Work to do: Write the records out again exactly, leaving no images in.

Stored records:
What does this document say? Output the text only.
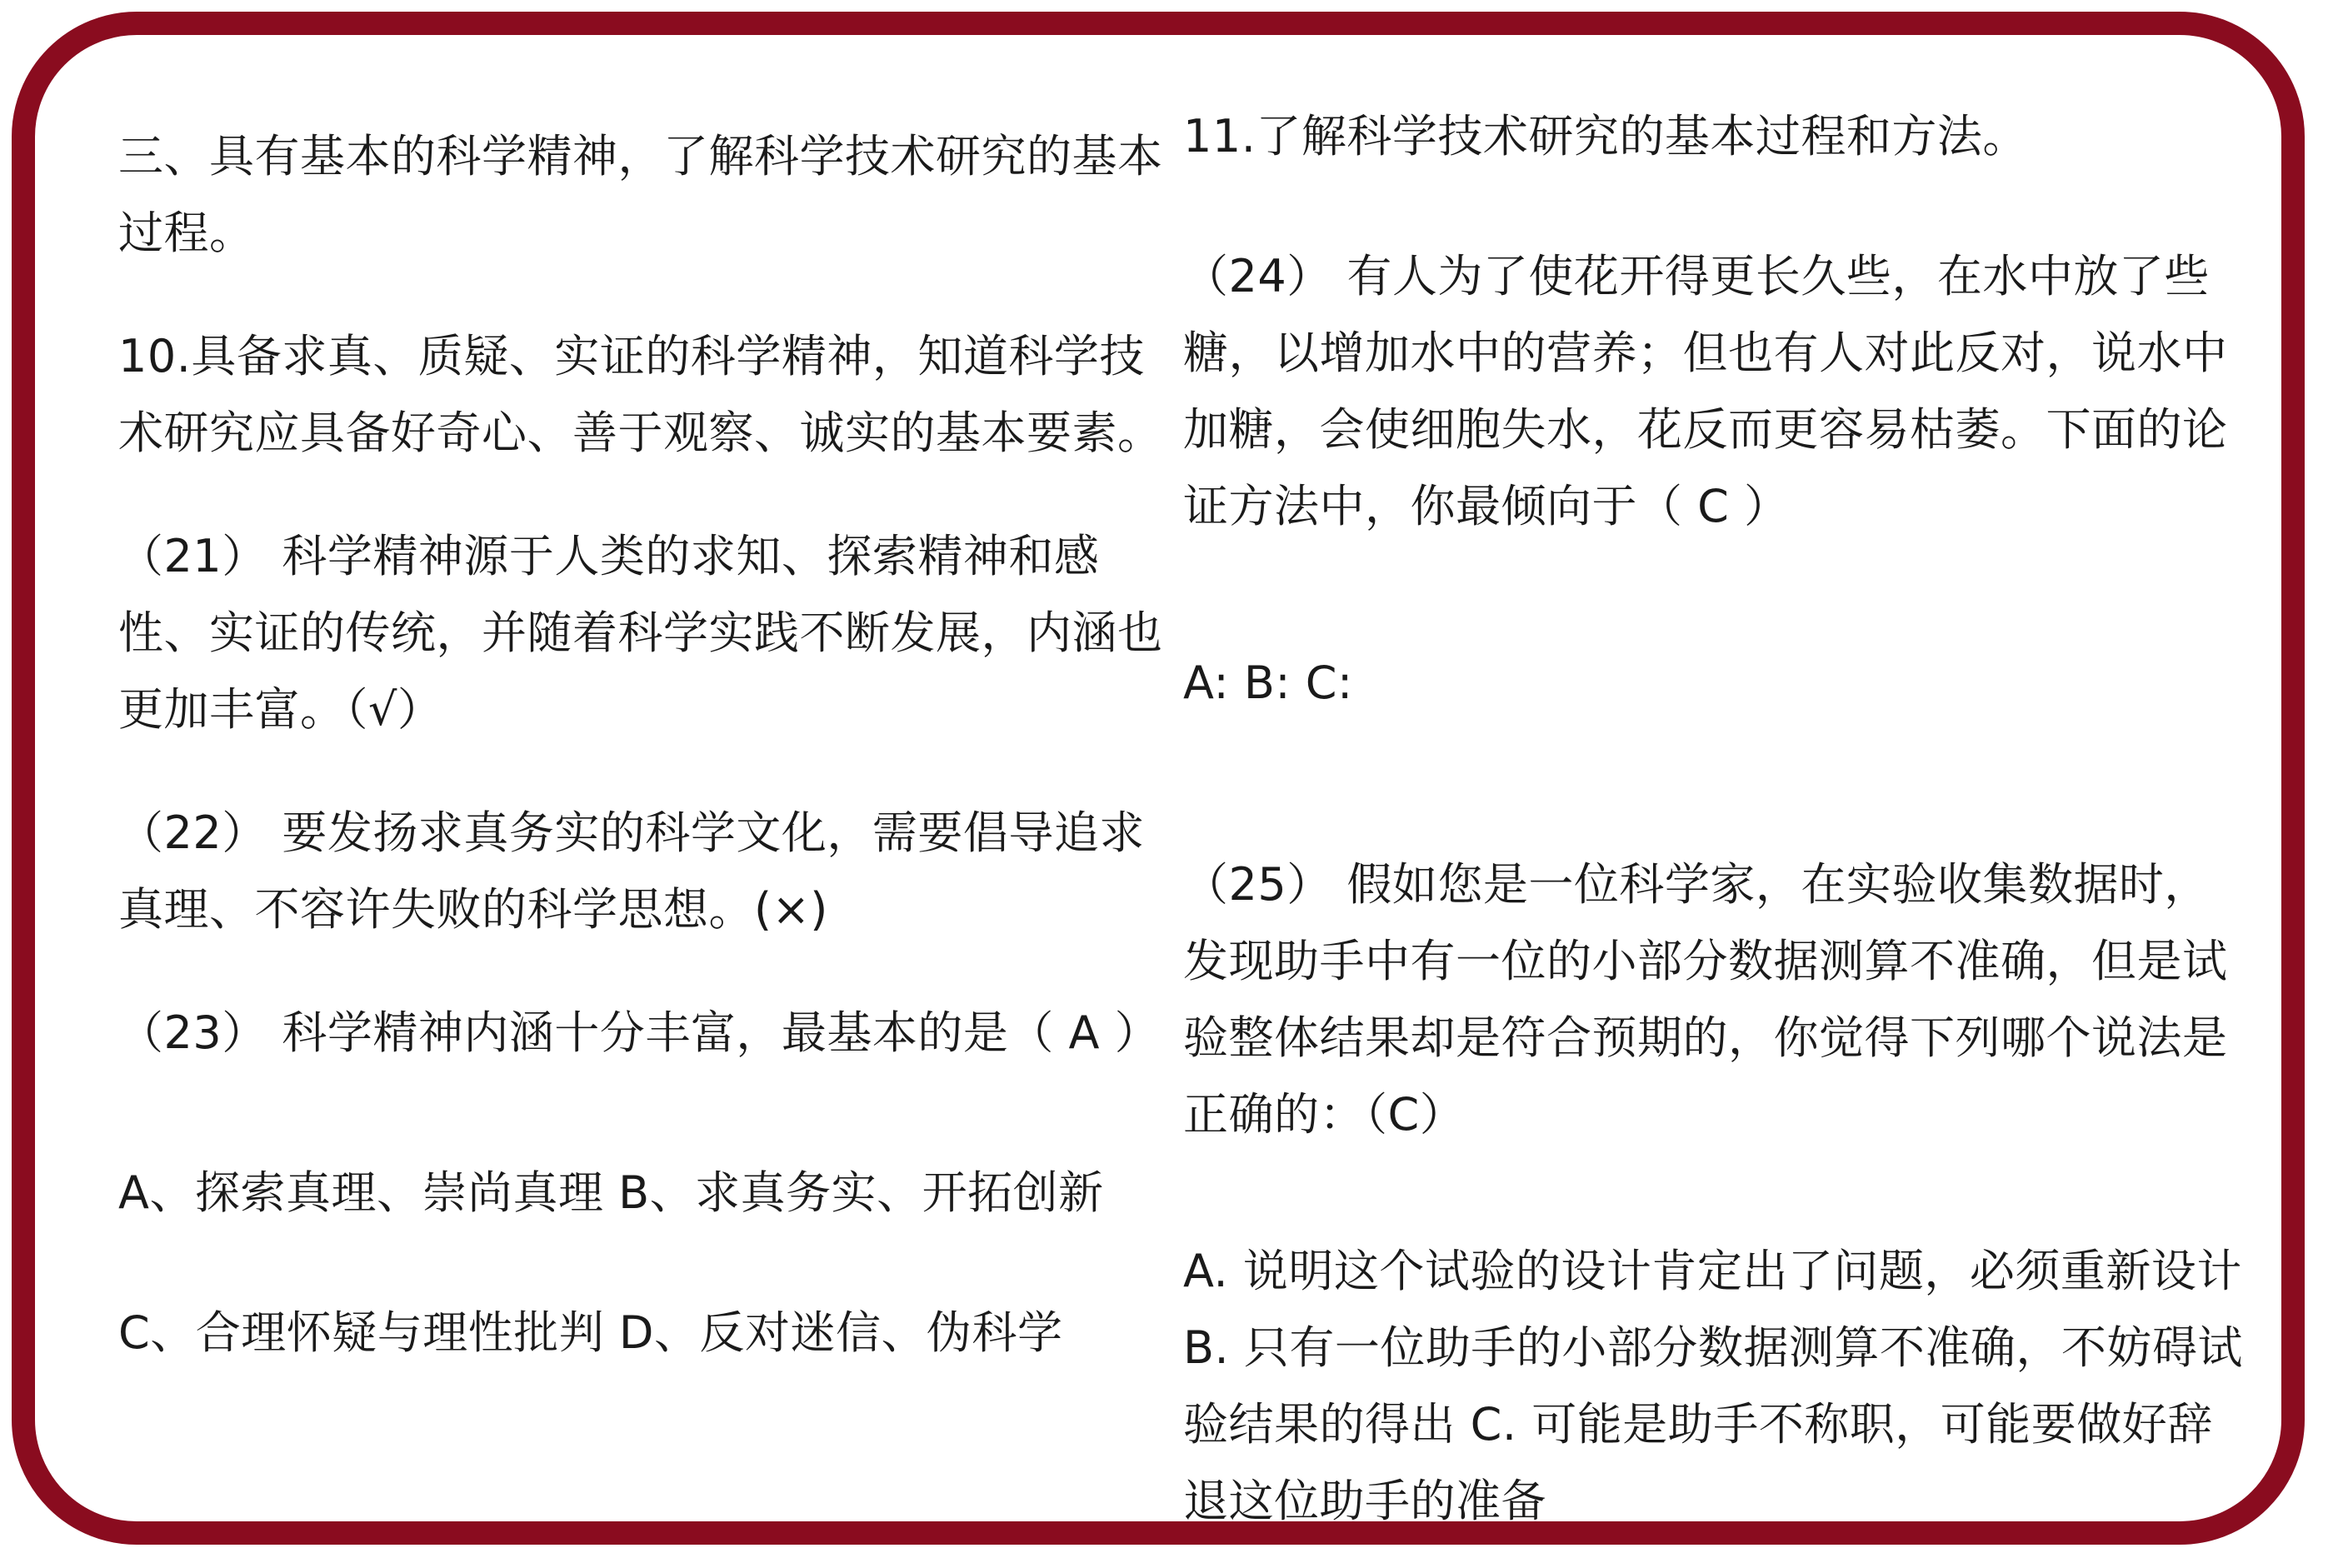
三、具有基本的科学精神，了解科学技术研究的基本过程。

10.具备求真、质疑、实证的科学精神，知道科学技术研究应具备好奇心、善于观察、诚实的基本要素。

（21） 科学精神源于人类的求知、探索精神和感性、实证的传统，并随着科学实践不断发展，内涵也更加丰富。（√）

（22） 要发扬求真务实的科学文化，需要倡导追求真理、不容许失败的科学思想。(×)

（23） 科学精神内涵十分丰富，最基本的是（ A ）

A、探索真理、崇尚真理 B、求真务实、开拓创新

C、合理怀疑与理性批判 D、反对迷信、伪科学

11.了解科学技术研究的基本过程和方法。

（24） 有人为了使花开得更长久些，在水中放了些糖，以增加水中的营养；但也有人对此反对，说水中加糖，会使细胞失水，花反而更容易枯萎。下面的论证方法中，你最倾向于（ C ）

A: B: C:

（25） 假如您是一位科学家，在实验收集数据时，发现助手中有一位的小部分数据测算不准确，但是试验整体结果却是符合预期的，你觉得下列哪个说法是正确的：（C）

A. 说明这个试验的设计肯定出了问题，必须重新设计 B. 只有一位助手的小部分数据测算不准确，不妨碍试验结果的得出 C. 可能是助手不称职，可能要做好辞退这位助手的准备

Response for this exercise:
What does this document say? Output the text only.
三、具有基本的科学精神，了解科学技术研究的基本过程。

10.具备求真、质疑、实证的科学精神，知道科学技术研究应具备好奇心、善于观察、诚实的基本要素。

（21） 科学精神源于人类的求知、探索精神和感性、实证的传统，并随着科学实践不断发展，内涵也更加丰富。（√）

（22） 要发扬求真务实的科学文化，需要倡导追求真理、不容许失败的科学思想。(×)

（23） 科学精神内涵十分丰富，最基本的是（ A ）

A、探索真理、崇尚真理 B、求真务实、开拓创新

C、合理怀疑与理性批判 D、反对迷信、伪科学

11.了解科学技术研究的基本过程和方法。

（24） 有人为了使花开得更长久些，在水中放了些糖，以增加水中的营养；但也有人对此反对，说水中加糖，会使细胞失水，花反而更容易枯萎。下面的论证方法中，你最倾向于（ C ）

A: B: C:

（25） 假如您是一位科学家，在实验收集数据时，发现助手中有一位的小部分数据测算不准确，但是试验整体结果却是符合预期的，你觉得下列哪个说法是正确的：（C）

A. 说明这个试验的设计肯定出了问题，必须重新设计 B. 只有一位助手的小部分数据测算不准确，不妨碍试验结果的得出 C. 可能是助手不称职，可能要做好辞退这位助手的准备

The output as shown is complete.